> _Work instructions_: Pick out every line with the word "Jobs" and copy it.

> _Exercise data_:
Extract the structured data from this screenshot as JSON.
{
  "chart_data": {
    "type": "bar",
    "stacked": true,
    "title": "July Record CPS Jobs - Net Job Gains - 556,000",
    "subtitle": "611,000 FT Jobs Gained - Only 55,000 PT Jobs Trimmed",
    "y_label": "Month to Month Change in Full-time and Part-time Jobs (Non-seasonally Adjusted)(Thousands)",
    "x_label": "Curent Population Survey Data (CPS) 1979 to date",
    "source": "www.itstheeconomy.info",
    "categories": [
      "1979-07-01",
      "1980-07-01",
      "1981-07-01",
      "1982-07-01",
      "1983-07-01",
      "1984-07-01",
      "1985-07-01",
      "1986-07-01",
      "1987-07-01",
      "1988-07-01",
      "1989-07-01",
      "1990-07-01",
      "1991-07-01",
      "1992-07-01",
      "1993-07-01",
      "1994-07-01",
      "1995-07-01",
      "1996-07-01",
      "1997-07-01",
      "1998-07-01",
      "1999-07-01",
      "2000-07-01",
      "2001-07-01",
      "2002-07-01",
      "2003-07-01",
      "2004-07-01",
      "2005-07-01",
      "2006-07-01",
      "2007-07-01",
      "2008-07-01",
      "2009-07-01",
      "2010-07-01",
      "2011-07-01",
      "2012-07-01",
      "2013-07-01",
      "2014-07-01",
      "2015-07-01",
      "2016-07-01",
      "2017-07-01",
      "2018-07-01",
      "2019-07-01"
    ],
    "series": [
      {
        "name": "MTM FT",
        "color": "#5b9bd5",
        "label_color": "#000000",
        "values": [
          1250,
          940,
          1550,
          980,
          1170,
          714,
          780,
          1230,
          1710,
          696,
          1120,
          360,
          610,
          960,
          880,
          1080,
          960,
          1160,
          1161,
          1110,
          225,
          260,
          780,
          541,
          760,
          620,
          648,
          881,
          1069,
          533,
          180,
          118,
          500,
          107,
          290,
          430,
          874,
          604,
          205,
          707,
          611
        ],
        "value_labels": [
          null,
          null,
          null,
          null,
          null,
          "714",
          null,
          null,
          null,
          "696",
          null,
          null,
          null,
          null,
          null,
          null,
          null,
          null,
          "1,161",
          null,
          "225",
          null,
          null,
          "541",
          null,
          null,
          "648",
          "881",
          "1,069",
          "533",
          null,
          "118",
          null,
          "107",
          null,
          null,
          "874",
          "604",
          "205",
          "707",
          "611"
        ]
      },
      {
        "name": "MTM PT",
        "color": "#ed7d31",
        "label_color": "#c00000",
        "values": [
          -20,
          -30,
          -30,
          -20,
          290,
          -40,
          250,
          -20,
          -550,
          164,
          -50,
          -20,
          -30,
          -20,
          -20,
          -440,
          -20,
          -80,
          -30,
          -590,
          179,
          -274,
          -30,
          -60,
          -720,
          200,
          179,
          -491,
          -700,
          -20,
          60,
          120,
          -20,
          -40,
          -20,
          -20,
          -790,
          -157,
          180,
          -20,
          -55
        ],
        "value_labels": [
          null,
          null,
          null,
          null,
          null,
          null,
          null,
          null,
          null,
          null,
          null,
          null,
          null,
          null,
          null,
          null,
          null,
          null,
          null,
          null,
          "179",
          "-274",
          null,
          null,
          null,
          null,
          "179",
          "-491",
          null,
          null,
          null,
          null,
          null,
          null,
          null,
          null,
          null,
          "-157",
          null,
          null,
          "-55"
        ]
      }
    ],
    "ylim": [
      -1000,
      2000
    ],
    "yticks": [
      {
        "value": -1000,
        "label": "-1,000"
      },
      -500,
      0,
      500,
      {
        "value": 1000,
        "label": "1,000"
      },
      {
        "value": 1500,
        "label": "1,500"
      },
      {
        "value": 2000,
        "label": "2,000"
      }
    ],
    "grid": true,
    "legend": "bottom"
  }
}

> _Solution to this exercise_:
    "title": "July Record CPS Jobs - Net Job Gains - 556,000",
    "subtitle": "611,000 FT Jobs Gained - Only 55,000 PT Jobs Trimmed",
    "y_label": "Month to Month Change in Full-time and Part-time Jobs (Non-seasonally Adjusted)(Thousands)",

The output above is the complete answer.